Retype each entry below exactly as it stands.

## The records

##########

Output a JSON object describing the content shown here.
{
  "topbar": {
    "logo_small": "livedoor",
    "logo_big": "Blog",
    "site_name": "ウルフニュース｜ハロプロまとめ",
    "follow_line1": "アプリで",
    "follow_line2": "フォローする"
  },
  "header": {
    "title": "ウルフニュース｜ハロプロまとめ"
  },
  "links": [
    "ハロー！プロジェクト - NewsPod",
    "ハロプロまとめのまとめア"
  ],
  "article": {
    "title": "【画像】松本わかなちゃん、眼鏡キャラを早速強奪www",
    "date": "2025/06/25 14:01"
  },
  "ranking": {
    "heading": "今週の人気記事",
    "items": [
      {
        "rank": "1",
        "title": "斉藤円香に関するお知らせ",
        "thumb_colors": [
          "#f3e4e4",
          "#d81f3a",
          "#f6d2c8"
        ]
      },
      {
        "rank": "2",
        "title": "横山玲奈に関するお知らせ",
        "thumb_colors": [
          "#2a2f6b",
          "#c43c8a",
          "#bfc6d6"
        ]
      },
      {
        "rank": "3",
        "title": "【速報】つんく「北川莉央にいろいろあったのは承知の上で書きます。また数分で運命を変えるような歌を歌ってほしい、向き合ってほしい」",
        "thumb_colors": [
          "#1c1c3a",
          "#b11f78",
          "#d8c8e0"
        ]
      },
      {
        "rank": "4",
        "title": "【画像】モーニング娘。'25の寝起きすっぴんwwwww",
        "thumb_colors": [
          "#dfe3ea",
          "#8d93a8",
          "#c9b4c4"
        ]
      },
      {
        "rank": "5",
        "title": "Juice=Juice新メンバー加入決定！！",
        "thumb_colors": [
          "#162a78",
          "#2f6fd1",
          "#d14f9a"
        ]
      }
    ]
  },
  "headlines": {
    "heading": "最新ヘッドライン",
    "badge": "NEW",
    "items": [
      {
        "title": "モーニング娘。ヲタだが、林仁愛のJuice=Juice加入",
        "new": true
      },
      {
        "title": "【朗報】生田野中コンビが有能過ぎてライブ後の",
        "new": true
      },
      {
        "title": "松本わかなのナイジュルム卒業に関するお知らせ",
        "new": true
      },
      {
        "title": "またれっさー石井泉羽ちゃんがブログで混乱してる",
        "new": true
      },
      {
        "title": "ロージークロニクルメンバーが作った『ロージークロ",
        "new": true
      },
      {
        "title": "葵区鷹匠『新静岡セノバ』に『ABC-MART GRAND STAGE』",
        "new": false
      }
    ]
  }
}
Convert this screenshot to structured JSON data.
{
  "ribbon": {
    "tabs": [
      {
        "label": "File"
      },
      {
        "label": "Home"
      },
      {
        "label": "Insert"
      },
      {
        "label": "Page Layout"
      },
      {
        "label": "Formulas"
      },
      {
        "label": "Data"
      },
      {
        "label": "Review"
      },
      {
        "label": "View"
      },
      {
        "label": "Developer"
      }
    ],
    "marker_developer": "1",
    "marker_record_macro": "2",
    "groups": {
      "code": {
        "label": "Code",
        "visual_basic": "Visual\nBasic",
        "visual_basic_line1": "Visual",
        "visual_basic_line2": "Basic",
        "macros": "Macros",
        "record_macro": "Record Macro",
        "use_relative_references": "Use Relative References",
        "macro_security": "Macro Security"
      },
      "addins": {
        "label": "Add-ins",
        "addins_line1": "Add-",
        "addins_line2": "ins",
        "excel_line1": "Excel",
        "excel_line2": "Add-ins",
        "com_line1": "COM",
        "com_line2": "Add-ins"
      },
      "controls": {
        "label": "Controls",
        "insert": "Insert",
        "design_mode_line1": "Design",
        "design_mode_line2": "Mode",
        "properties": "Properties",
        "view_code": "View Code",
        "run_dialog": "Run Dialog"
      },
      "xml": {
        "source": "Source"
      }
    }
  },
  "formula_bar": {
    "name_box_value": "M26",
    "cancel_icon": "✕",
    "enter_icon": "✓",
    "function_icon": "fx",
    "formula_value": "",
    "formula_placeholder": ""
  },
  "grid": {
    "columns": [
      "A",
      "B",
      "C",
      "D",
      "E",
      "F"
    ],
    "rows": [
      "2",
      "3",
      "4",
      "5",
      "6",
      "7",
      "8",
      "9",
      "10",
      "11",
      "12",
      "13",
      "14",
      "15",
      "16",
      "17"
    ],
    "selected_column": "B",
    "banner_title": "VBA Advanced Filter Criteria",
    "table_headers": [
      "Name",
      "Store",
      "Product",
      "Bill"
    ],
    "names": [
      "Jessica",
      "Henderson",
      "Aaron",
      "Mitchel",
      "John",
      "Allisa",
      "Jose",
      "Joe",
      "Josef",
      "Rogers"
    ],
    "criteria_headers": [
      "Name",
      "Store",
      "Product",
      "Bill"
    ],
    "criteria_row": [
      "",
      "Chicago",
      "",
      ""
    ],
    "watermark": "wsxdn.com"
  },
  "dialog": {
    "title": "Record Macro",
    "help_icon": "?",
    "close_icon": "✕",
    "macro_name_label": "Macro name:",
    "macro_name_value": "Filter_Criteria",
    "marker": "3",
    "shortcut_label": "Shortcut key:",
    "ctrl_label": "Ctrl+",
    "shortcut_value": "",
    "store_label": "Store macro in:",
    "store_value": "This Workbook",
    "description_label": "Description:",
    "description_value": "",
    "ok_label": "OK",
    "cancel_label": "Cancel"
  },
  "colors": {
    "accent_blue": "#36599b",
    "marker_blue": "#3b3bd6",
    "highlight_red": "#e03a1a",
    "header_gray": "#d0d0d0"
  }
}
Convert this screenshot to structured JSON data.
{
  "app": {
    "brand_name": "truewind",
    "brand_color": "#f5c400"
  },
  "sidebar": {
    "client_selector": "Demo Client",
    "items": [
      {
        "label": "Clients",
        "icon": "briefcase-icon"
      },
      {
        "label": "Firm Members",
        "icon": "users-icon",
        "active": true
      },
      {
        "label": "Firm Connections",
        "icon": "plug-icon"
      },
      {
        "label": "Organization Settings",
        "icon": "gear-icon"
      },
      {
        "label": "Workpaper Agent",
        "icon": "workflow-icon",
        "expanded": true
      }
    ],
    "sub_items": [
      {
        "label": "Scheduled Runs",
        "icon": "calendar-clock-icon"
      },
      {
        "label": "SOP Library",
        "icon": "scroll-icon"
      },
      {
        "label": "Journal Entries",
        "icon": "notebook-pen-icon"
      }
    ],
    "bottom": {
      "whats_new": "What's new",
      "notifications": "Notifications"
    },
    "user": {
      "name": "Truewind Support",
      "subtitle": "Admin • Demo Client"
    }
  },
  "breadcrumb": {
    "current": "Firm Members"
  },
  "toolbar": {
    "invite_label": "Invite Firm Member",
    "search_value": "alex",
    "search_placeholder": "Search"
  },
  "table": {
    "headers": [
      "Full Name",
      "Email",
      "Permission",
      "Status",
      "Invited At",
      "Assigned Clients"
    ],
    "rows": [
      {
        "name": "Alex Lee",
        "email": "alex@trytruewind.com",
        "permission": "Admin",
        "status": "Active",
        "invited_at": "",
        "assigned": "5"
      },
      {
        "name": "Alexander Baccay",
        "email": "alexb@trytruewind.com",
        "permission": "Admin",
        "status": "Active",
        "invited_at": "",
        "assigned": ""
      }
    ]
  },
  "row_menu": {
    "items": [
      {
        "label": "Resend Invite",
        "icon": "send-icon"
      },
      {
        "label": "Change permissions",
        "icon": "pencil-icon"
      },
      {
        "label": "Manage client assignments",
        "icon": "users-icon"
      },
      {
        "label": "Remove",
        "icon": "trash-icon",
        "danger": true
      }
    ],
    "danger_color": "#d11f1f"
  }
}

##########

## Problem solution
Output a JSON object describing the content shown here.
{
  "topbar": {
    "logo_small": "livedoor",
    "logo_big": "Blog",
    "site_name": "ウルフニュース｜ハロプロまとめ",
    "follow_line1": "アプリで",
    "follow_line2": "フォローする"
  },
  "header": {
    "title": "ウルフニュース｜ハロプロまとめ"
  },
  "links": [
    "ハロー！プロジェクト - NewsPod",
    "ハロプロまとめのまとめア"
  ],
  "article": {
    "title": "【画像】松本わかなちゃん、眼鏡キャラを早速強奪www",
    "date": "2025/06/25 14:01"
  },
  "ranking": {
    "heading": "今週の人気記事",
    "items": [
      {
        "rank": "1",
        "title": "斉藤円香に関するお知らせ",
        "thumb_colors": [
          "#f3e4e4",
          "#d81f3a",
          "#f6d2c8"
        ]
      },
      {
        "rank": "2",
        "title": "横山玲奈に関するお知らせ",
        "thumb_colors": [
          "#2a2f6b",
          "#c43c8a",
          "#bfc6d6"
        ]
      },
      {
        "rank": "3",
        "title": "【速報】つんく「北川莉央にいろいろあったのは承知の上で書きます。また数分で運命を変えるような歌を歌ってほしい、向き合ってほしい」",
        "thumb_colors": [
          "#1c1c3a",
          "#b11f78",
          "#d8c8e0"
        ]
      },
      {
        "rank": "4",
        "title": "【画像】モーニング娘。'25の寝起きすっぴんwwwww",
        "thumb_colors": [
          "#dfe3ea",
          "#8d93a8",
          "#c9b4c4"
        ]
      },
      {
        "rank": "5",
        "title": "Juice=Juice新メンバー加入決定！！",
        "thumb_colors": [
          "#162a78",
          "#2f6fd1",
          "#d14f9a"
        ]
      }
    ]
  },
  "headlines": {
    "heading": "最新ヘッドライン",
    "badge": "NEW",
    "items": [
      {
        "title": "モーニング娘。ヲタだが、林仁愛のJuice=Juice加入",
        "new": true
      },
      {
        "title": "【朗報】生田野中コンビが有能過ぎてライブ後の",
        "new": true
      },
      {
        "title": "松本わかなのナイジュルム卒業に関するお知らせ",
        "new": true
      },
      {
        "title": "またれっさー石井泉羽ちゃんがブログで混乱してる",
        "new": true
      },
      {
        "title": "ロージークロニクルメンバーが作った『ロージークロ",
        "new": true
      },
      {
        "title": "葵区鷹匠『新静岡セノバ』に『ABC-MART GRAND STAGE』",
        "new": false
      }
    ]
  }
}
Convert this screenshot to structured JSON data.
{
  "ribbon": {
    "tabs": [
      {
        "label": "File"
      },
      {
        "label": "Home"
      },
      {
        "label": "Insert"
      },
      {
        "label": "Page Layout"
      },
      {
        "label": "Formulas"
      },
      {
        "label": "Data"
      },
      {
        "label": "Review"
      },
      {
        "label": "View"
      },
      {
        "label": "Developer"
      }
    ],
    "marker_developer": "1",
    "marker_record_macro": "2",
    "groups": {
      "code": {
        "label": "Code",
        "visual_basic": "Visual\nBasic",
        "visual_basic_line1": "Visual",
        "visual_basic_line2": "Basic",
        "macros": "Macros",
        "record_macro": "Record Macro",
        "use_relative_references": "Use Relative References",
        "macro_security": "Macro Security"
      },
      "addins": {
        "label": "Add-ins",
        "addins_line1": "Add-",
        "addins_line2": "ins",
        "excel_line1": "Excel",
        "excel_line2": "Add-ins",
        "com_line1": "COM",
        "com_line2": "Add-ins"
      },
      "controls": {
        "label": "Controls",
        "insert": "Insert",
        "design_mode_line1": "Design",
        "design_mode_line2": "Mode",
        "properties": "Properties",
        "view_code": "View Code",
        "run_dialog": "Run Dialog"
      },
      "xml": {
        "source": "Source"
      }
    }
  },
  "formula_bar": {
    "name_box_value": "M26",
    "cancel_icon": "✕",
    "enter_icon": "✓",
    "function_icon": "fx",
    "formula_value": "",
    "formula_placeholder": ""
  },
  "grid": {
    "columns": [
      "A",
      "B",
      "C",
      "D",
      "E",
      "F"
    ],
    "rows": [
      "2",
      "3",
      "4",
      "5",
      "6",
      "7",
      "8",
      "9",
      "10",
      "11",
      "12",
      "13",
      "14",
      "15",
      "16",
      "17"
    ],
    "selected_column": "B",
    "banner_title": "VBA Advanced Filter Criteria",
    "table_headers": [
      "Name",
      "Store",
      "Product",
      "Bill"
    ],
    "names": [
      "Jessica",
      "Henderson",
      "Aaron",
      "Mitchel",
      "John",
      "Allisa",
      "Jose",
      "Joe",
      "Josef",
      "Rogers"
    ],
    "criteria_headers": [
      "Name",
      "Store",
      "Product",
      "Bill"
    ],
    "criteria_row": [
      "",
      "Chicago",
      "",
      ""
    ],
    "watermark": "wsxdn.com"
  },
  "dialog": {
    "title": "Record Macro",
    "help_icon": "?",
    "close_icon": "✕",
    "macro_name_label": "Macro name:",
    "macro_name_value": "Filter_Criteria",
    "marker": "3",
    "shortcut_label": "Shortcut key:",
    "ctrl_label": "Ctrl+",
    "shortcut_value": "",
    "store_label": "Store macro in:",
    "store_value": "This Workbook",
    "description_label": "Description:",
    "description_value": "",
    "ok_label": "OK",
    "cancel_label": "Cancel"
  },
  "colors": {
    "accent_blue": "#36599b",
    "marker_blue": "#3b3bd6",
    "highlight_red": "#e03a1a",
    "header_gray": "#d0d0d0"
  }
}
Convert this screenshot to structured JSON data.
{
  "app": {
    "brand_name": "truewind",
    "brand_color": "#f5c400"
  },
  "sidebar": {
    "client_selector": "Demo Client",
    "items": [
      {
        "label": "Clients",
        "icon": "briefcase-icon"
      },
      {
        "label": "Firm Members",
        "icon": "users-icon",
        "active": true
      },
      {
        "label": "Firm Connections",
        "icon": "plug-icon"
      },
      {
        "label": "Organization Settings",
        "icon": "gear-icon"
      },
      {
        "label": "Workpaper Agent",
        "icon": "workflow-icon",
        "expanded": true
      }
    ],
    "sub_items": [
      {
        "label": "Scheduled Runs",
        "icon": "calendar-clock-icon"
      },
      {
        "label": "SOP Library",
        "icon": "scroll-icon"
      },
      {
        "label": "Journal Entries",
        "icon": "notebook-pen-icon"
      }
    ],
    "bottom": {
      "whats_new": "What's new",
      "notifications": "Notifications"
    },
    "user": {
      "name": "Truewind Support",
      "subtitle": "Admin • Demo Client"
    }
  },
  "breadcrumb": {
    "current": "Firm Members"
  },
  "toolbar": {
    "invite_label": "Invite Firm Member",
    "search_value": "alex",
    "search_placeholder": "Search"
  },
  "table": {
    "headers": [
      "Full Name",
      "Email",
      "Permission",
      "Status",
      "Invited At",
      "Assigned Clients"
    ],
    "rows": [
      {
        "name": "Alex Lee",
        "email": "alex@trytruewind.com",
        "permission": "Admin",
        "status": "Active",
        "invited_at": "",
        "assigned": "5"
      },
      {
        "name": "Alexander Baccay",
        "email": "alexb@trytruewind.com",
        "permission": "Admin",
        "status": "Active",
        "invited_at": "",
        "assigned": ""
      }
    ]
  },
  "row_menu": {
    "items": [
      {
        "label": "Resend Invite",
        "icon": "send-icon"
      },
      {
        "label": "Change permissions",
        "icon": "pencil-icon"
      },
      {
        "label": "Manage client assignments",
        "icon": "users-icon"
      },
      {
        "label": "Remove",
        "icon": "trash-icon",
        "danger": true
      }
    ],
    "danger_color": "#d11f1f"
  }
}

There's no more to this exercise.